> _Stated problem_: Reproduce the listing below in its entirety. Change nothing.

Dataset records:
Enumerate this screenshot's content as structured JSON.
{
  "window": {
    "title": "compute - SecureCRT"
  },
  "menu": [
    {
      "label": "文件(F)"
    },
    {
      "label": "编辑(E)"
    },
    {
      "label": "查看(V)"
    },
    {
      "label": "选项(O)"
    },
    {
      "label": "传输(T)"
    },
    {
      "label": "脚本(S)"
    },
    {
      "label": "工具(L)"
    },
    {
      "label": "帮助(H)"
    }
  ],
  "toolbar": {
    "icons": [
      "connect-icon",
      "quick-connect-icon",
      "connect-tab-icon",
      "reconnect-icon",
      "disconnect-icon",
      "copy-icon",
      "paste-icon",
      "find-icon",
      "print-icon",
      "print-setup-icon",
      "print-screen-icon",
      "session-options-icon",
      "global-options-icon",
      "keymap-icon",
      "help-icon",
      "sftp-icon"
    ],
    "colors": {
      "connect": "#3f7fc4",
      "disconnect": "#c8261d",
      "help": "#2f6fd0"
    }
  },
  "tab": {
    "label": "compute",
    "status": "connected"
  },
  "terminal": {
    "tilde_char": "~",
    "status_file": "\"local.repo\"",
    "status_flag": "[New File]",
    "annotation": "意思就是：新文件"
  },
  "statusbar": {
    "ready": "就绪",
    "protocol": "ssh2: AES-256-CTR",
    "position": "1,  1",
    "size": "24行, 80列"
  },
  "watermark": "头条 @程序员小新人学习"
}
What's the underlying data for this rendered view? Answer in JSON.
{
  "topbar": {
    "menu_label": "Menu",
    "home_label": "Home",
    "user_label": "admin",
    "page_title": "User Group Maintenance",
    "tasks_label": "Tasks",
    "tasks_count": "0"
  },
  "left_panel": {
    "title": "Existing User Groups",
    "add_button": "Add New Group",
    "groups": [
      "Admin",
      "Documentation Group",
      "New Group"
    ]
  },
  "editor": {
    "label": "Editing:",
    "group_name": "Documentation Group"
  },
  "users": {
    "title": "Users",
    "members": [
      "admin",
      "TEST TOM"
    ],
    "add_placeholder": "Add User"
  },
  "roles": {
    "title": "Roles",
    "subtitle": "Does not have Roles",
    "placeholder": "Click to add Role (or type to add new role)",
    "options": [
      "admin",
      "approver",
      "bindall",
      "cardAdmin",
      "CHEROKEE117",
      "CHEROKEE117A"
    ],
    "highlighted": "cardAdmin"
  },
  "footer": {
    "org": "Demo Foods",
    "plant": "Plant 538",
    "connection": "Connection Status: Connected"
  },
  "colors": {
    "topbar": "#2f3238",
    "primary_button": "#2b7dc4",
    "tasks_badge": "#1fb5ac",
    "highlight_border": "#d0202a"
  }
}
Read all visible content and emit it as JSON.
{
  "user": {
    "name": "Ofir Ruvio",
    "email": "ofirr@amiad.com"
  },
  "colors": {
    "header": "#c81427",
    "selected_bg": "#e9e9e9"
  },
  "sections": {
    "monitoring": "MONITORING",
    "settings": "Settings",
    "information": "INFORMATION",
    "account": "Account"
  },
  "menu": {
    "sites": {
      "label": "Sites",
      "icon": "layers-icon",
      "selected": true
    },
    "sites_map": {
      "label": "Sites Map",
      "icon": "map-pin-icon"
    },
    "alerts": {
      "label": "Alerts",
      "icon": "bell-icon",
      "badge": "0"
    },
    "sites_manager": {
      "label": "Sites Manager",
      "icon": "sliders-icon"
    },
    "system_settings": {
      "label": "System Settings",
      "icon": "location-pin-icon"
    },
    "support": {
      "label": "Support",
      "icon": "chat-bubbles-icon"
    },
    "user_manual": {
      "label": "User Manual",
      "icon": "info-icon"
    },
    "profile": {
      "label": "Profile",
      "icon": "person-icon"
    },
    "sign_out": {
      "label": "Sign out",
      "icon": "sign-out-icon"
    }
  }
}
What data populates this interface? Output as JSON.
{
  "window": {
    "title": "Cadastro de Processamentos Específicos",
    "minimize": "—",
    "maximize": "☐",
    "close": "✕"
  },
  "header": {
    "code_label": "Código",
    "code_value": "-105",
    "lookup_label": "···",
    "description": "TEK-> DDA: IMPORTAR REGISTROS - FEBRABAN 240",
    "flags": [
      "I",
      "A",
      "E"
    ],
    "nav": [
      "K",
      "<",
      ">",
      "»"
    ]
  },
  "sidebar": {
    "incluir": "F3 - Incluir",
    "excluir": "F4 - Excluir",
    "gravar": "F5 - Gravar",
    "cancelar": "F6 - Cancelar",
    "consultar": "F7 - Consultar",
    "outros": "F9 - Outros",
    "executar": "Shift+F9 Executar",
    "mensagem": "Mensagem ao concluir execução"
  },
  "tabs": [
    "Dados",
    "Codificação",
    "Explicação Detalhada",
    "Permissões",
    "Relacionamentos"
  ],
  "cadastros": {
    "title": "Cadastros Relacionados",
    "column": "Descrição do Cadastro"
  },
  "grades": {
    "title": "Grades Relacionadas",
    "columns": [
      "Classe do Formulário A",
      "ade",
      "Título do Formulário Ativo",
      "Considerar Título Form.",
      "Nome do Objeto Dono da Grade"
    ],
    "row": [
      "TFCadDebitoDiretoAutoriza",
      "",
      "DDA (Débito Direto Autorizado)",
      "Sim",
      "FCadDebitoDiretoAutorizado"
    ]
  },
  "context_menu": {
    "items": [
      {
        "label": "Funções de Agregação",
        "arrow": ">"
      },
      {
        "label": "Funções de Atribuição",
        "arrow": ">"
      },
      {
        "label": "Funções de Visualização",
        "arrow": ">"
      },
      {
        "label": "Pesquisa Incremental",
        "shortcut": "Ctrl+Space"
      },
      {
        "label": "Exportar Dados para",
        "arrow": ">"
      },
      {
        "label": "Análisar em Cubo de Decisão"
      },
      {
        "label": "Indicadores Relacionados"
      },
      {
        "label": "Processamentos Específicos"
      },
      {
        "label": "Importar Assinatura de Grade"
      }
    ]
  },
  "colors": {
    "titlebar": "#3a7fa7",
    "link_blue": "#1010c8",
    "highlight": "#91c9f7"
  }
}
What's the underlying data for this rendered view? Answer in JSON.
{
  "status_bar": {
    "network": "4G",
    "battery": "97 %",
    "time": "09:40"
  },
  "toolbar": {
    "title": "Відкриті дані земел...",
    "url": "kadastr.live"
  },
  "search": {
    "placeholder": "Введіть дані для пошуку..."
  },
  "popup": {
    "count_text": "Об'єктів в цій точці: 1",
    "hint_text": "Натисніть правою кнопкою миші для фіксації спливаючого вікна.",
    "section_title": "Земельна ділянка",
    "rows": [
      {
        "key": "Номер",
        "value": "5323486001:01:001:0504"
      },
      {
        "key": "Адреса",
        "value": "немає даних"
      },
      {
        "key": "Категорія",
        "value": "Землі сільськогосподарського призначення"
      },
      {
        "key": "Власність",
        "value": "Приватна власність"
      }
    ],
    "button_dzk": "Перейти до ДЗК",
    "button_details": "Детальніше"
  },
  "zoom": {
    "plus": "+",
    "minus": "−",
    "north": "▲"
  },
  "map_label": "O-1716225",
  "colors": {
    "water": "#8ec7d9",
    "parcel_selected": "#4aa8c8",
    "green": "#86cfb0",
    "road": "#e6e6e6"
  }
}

> _Exercise result_:
Enumerate this screenshot's content as structured JSON.
{
  "window": {
    "title": "compute - SecureCRT"
  },
  "menu": [
    {
      "label": "文件(F)"
    },
    {
      "label": "编辑(E)"
    },
    {
      "label": "查看(V)"
    },
    {
      "label": "选项(O)"
    },
    {
      "label": "传输(T)"
    },
    {
      "label": "脚本(S)"
    },
    {
      "label": "工具(L)"
    },
    {
      "label": "帮助(H)"
    }
  ],
  "toolbar": {
    "icons": [
      "connect-icon",
      "quick-connect-icon",
      "connect-tab-icon",
      "reconnect-icon",
      "disconnect-icon",
      "copy-icon",
      "paste-icon",
      "find-icon",
      "print-icon",
      "print-setup-icon",
      "print-screen-icon",
      "session-options-icon",
      "global-options-icon",
      "keymap-icon",
      "help-icon",
      "sftp-icon"
    ],
    "colors": {
      "connect": "#3f7fc4",
      "disconnect": "#c8261d",
      "help": "#2f6fd0"
    }
  },
  "tab": {
    "label": "compute",
    "status": "connected"
  },
  "terminal": {
    "tilde_char": "~",
    "status_file": "\"local.repo\"",
    "status_flag": "[New File]",
    "annotation": "意思就是：新文件"
  },
  "statusbar": {
    "ready": "就绪",
    "protocol": "ssh2: AES-256-CTR",
    "position": "1,  1",
    "size": "24行, 80列"
  },
  "watermark": "头条 @程序员小新人学习"
}
What's the underlying data for this rendered view? Answer in JSON.
{
  "topbar": {
    "menu_label": "Menu",
    "home_label": "Home",
    "user_label": "admin",
    "page_title": "User Group Maintenance",
    "tasks_label": "Tasks",
    "tasks_count": "0"
  },
  "left_panel": {
    "title": "Existing User Groups",
    "add_button": "Add New Group",
    "groups": [
      "Admin",
      "Documentation Group",
      "New Group"
    ]
  },
  "editor": {
    "label": "Editing:",
    "group_name": "Documentation Group"
  },
  "users": {
    "title": "Users",
    "members": [
      "admin",
      "TEST TOM"
    ],
    "add_placeholder": "Add User"
  },
  "roles": {
    "title": "Roles",
    "subtitle": "Does not have Roles",
    "placeholder": "Click to add Role (or type to add new role)",
    "options": [
      "admin",
      "approver",
      "bindall",
      "cardAdmin",
      "CHEROKEE117",
      "CHEROKEE117A"
    ],
    "highlighted": "cardAdmin"
  },
  "footer": {
    "org": "Demo Foods",
    "plant": "Plant 538",
    "connection": "Connection Status: Connected"
  },
  "colors": {
    "topbar": "#2f3238",
    "primary_button": "#2b7dc4",
    "tasks_badge": "#1fb5ac",
    "highlight_border": "#d0202a"
  }
}
Read all visible content and emit it as JSON.
{
  "user": {
    "name": "Ofir Ruvio",
    "email": "ofirr@amiad.com"
  },
  "colors": {
    "header": "#c81427",
    "selected_bg": "#e9e9e9"
  },
  "sections": {
    "monitoring": "MONITORING",
    "settings": "Settings",
    "information": "INFORMATION",
    "account": "Account"
  },
  "menu": {
    "sites": {
      "label": "Sites",
      "icon": "layers-icon",
      "selected": true
    },
    "sites_map": {
      "label": "Sites Map",
      "icon": "map-pin-icon"
    },
    "alerts": {
      "label": "Alerts",
      "icon": "bell-icon",
      "badge": "0"
    },
    "sites_manager": {
      "label": "Sites Manager",
      "icon": "sliders-icon"
    },
    "system_settings": {
      "label": "System Settings",
      "icon": "location-pin-icon"
    },
    "support": {
      "label": "Support",
      "icon": "chat-bubbles-icon"
    },
    "user_manual": {
      "label": "User Manual",
      "icon": "info-icon"
    },
    "profile": {
      "label": "Profile",
      "icon": "person-icon"
    },
    "sign_out": {
      "label": "Sign out",
      "icon": "sign-out-icon"
    }
  }
}
What data populates this interface? Output as JSON.
{
  "window": {
    "title": "Cadastro de Processamentos Específicos",
    "minimize": "—",
    "maximize": "☐",
    "close": "✕"
  },
  "header": {
    "code_label": "Código",
    "code_value": "-105",
    "lookup_label": "···",
    "description": "TEK-> DDA: IMPORTAR REGISTROS - FEBRABAN 240",
    "flags": [
      "I",
      "A",
      "E"
    ],
    "nav": [
      "K",
      "<",
      ">",
      "»"
    ]
  },
  "sidebar": {
    "incluir": "F3 - Incluir",
    "excluir": "F4 - Excluir",
    "gravar": "F5 - Gravar",
    "cancelar": "F6 - Cancelar",
    "consultar": "F7 - Consultar",
    "outros": "F9 - Outros",
    "executar": "Shift+F9 Executar",
    "mensagem": "Mensagem ao concluir execução"
  },
  "tabs": [
    "Dados",
    "Codificação",
    "Explicação Detalhada",
    "Permissões",
    "Relacionamentos"
  ],
  "cadastros": {
    "title": "Cadastros Relacionados",
    "column": "Descrição do Cadastro"
  },
  "grades": {
    "title": "Grades Relacionadas",
    "columns": [
      "Classe do Formulário A",
      "ade",
      "Título do Formulário Ativo",
      "Considerar Título Form.",
      "Nome do Objeto Dono da Grade"
    ],
    "row": [
      "TFCadDebitoDiretoAutoriza",
      "",
      "DDA (Débito Direto Autorizado)",
      "Sim",
      "FCadDebitoDiretoAutorizado"
    ]
  },
  "context_menu": {
    "items": [
      {
        "label": "Funções de Agregação",
        "arrow": ">"
      },
      {
        "label": "Funções de Atribuição",
        "arrow": ">"
      },
      {
        "label": "Funções de Visualização",
        "arrow": ">"
      },
      {
        "label": "Pesquisa Incremental",
        "shortcut": "Ctrl+Space"
      },
      {
        "label": "Exportar Dados para",
        "arrow": ">"
      },
      {
        "label": "Análisar em Cubo de Decisão"
      },
      {
        "label": "Indicadores Relacionados"
      },
      {
        "label": "Processamentos Específicos"
      },
      {
        "label": "Importar Assinatura de Grade"
      }
    ]
  },
  "colors": {
    "titlebar": "#3a7fa7",
    "link_blue": "#1010c8",
    "highlight": "#91c9f7"
  }
}
What's the underlying data for this rendered view? Answer in JSON.
{
  "status_bar": {
    "network": "4G",
    "battery": "97 %",
    "time": "09:40"
  },
  "toolbar": {
    "title": "Відкриті дані земел...",
    "url": "kadastr.live"
  },
  "search": {
    "placeholder": "Введіть дані для пошуку..."
  },
  "popup": {
    "count_text": "Об'єктів в цій точці: 1",
    "hint_text": "Натисніть правою кнопкою миші для фіксації спливаючого вікна.",
    "section_title": "Земельна ділянка",
    "rows": [
      {
        "key": "Номер",
        "value": "5323486001:01:001:0504"
      },
      {
        "key": "Адреса",
        "value": "немає даних"
      },
      {
        "key": "Категорія",
        "value": "Землі сільськогосподарського призначення"
      },
      {
        "key": "Власність",
        "value": "Приватна власність"
      }
    ],
    "button_dzk": "Перейти до ДЗК",
    "button_details": "Детальніше"
  },
  "zoom": {
    "plus": "+",
    "minus": "−",
    "north": "▲"
  },
  "map_label": "O-1716225",
  "colors": {
    "water": "#8ec7d9",
    "parcel_selected": "#4aa8c8",
    "green": "#86cfb0",
    "road": "#e6e6e6"
  }
}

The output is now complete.